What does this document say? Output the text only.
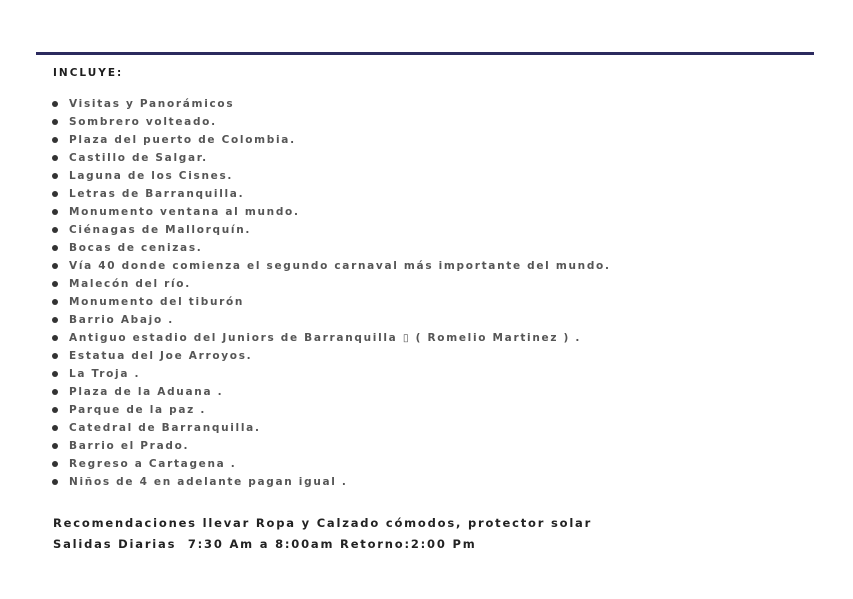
INCLUYE:
Visitas y Panorámicos
Sombrero volteado.
Plaza del puerto de Colombia.
Castillo de Salgar.
Laguna de los Cisnes.
Letras de Barranquilla.
Monumento ventana al mundo.
Ciénagas de Mallorquín.
Bocas de cenizas.
Vía 40 donde comienza el segundo carnaval más importante del mundo.
Malecón del río.
Monumento del tiburón
Barrio Abajo .
Antiguo estadio del Juniors de Barranquilla ▯ ( Romelio Martinez ) .
Estatua del Joe Arroyos.
La Troja .
Plaza de la Aduana .
Parque de la paz .
Catedral de Barranquilla.
Barrio el Prado.
Regreso a Cartagena .
Niños de 4 en adelante pagan igual .
Recomendaciones llevar Ropa y Calzado cómodos, protector solar
Salidas Diarias  7:30 Am a 8:00am Retorno:2:00 Pm
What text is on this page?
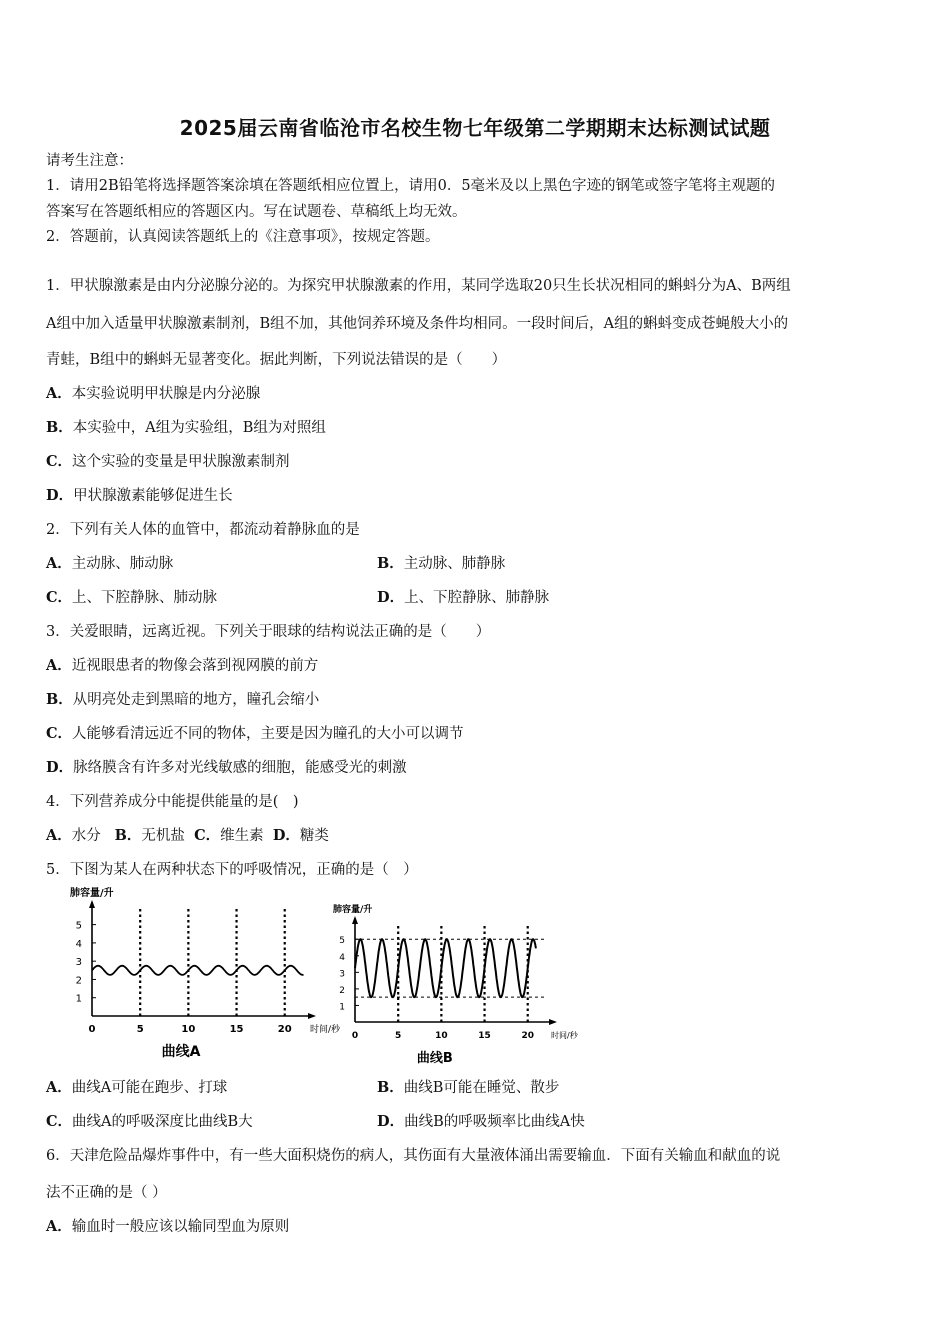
2025届云南省临沧市名校生物七年级第二学期期末达标测试试题
请考生注意：
1．请用2B铅笔将选择题答案涂填在答题纸相应位置上，请用0．5毫米及以上黑色字迹的钢笔或签字笔将主观题的
答案写在答题纸相应的答题区内。写在试题卷、草稿纸上均无效。
2．答题前，认真阅读答题纸上的《注意事项》，按规定答题。
1．甲状腺激素是由内分泌腺分泌的。为探究甲状腺激素的作用，某同学选取20只生长状况相同的蝌蚪分为A、B两组
A组中加入适量甲状腺激素制剂，B组不加，其他饲养环境及条件均相同。一段时间后，A组的蝌蚪变成苍蝇般大小的
青蛙，B组中的蝌蚪无显著变化。据此判断，下列说法错误的是（　　）
A．本实验说明甲状腺是内分泌腺
B．本实验中，A组为实验组，B组为对照组
C．这个实验的变量是甲状腺激素制剂
D．甲状腺激素能够促进生长
2．下列有关人体的血管中，都流动着静脉血的是
A．主动脉、肺动脉	B．主动脉、肺静脉
C．上、下腔静脉、肺动脉	D．上、下腔静脉、肺静脉
3．关爱眼睛，远离近视。下列关于眼球的结构说法正确的是（　　）
A．近视眼患者的物像会落到视网膜的前方
B．从明亮处走到黑暗的地方，瞳孔会缩小
C．人能够看清远近不同的物体，主要是因为瞳孔的大小可以调节
D．脉络膜含有许多对光线敏感的细胞，能感受光的刺激
4．下列营养成分中能提供能量的是(　)
A．水分 B．无机盐 C．维生素 D．糖类
5．下图为某人在两种状态下的呼吸情况，正确的是（　）
肺容量/升
1
2
3
4
5
0	5	10	15	20 时间/秒
曲线A
肺容量/升
1
2
3
4
5
0	5	10	15	20 时间/秒
曲线B
A．曲线A可能在跑步、打球	B．曲线B可能在睡觉、散步
C．曲线A的呼吸深度比曲线B大	D．曲线B的呼吸频率比曲线A快
6．天津危险品爆炸事件中，有一些大面积烧伤的病人，其伤面有大量液体涌出需要输血．下面有关输血和献血的说
法不正确的是（ ）
A．输血时一般应该以输同型血为原则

────────────────────────────────────────

**Set task:** Check the data for the word "Plaza" and pull out the lines that have it.

**Result:**
Plaza del puerto de Colombia.
Plaza de la Aduana .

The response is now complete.